# Written task
Reproduce every entry exactly, without alteration.

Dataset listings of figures

------------------------------------------------------------------------

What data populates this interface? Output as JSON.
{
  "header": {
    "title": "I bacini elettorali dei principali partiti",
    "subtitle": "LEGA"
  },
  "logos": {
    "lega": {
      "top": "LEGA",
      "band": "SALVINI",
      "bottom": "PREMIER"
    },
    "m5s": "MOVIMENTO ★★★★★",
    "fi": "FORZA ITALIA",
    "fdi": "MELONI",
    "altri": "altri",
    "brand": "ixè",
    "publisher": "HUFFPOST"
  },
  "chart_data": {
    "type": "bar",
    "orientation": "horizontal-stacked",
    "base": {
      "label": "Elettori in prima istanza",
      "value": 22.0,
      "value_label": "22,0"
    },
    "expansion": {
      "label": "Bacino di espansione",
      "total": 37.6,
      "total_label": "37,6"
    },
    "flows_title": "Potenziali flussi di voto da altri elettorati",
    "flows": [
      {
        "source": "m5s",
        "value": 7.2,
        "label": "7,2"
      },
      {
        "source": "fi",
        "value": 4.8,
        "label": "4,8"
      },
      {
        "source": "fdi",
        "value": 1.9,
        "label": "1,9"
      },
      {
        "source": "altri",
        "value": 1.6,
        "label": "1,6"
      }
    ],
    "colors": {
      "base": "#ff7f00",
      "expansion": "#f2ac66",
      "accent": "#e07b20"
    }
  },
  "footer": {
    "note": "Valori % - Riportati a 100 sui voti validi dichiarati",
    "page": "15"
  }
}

------------------------------------------------------------------------

# Answer in full
What data populates this interface? Output as JSON.
{
  "header": {
    "title": "I bacini elettorali dei principali partiti",
    "subtitle": "LEGA"
  },
  "logos": {
    "lega": {
      "top": "LEGA",
      "band": "SALVINI",
      "bottom": "PREMIER"
    },
    "m5s": "MOVIMENTO ★★★★★",
    "fi": "FORZA ITALIA",
    "fdi": "MELONI",
    "altri": "altri",
    "brand": "ixè",
    "publisher": "HUFFPOST"
  },
  "chart_data": {
    "type": "bar",
    "orientation": "horizontal-stacked",
    "base": {
      "label": "Elettori in prima istanza",
      "value": 22.0,
      "value_label": "22,0"
    },
    "expansion": {
      "label": "Bacino di espansione",
      "total": 37.6,
      "total_label": "37,6"
    },
    "flows_title": "Potenziali flussi di voto da altri elettorati",
    "flows": [
      {
        "source": "m5s",
        "value": 7.2,
        "label": "7,2"
      },
      {
        "source": "fi",
        "value": 4.8,
        "label": "4,8"
      },
      {
        "source": "fdi",
        "value": 1.9,
        "label": "1,9"
      },
      {
        "source": "altri",
        "value": 1.6,
        "label": "1,6"
      }
    ],
    "colors": {
      "base": "#ff7f00",
      "expansion": "#f2ac66",
      "accent": "#e07b20"
    }
  },
  "footer": {
    "note": "Valori % - Riportati a 100 sui voti validi dichiarati",
    "page": "15"
  }
}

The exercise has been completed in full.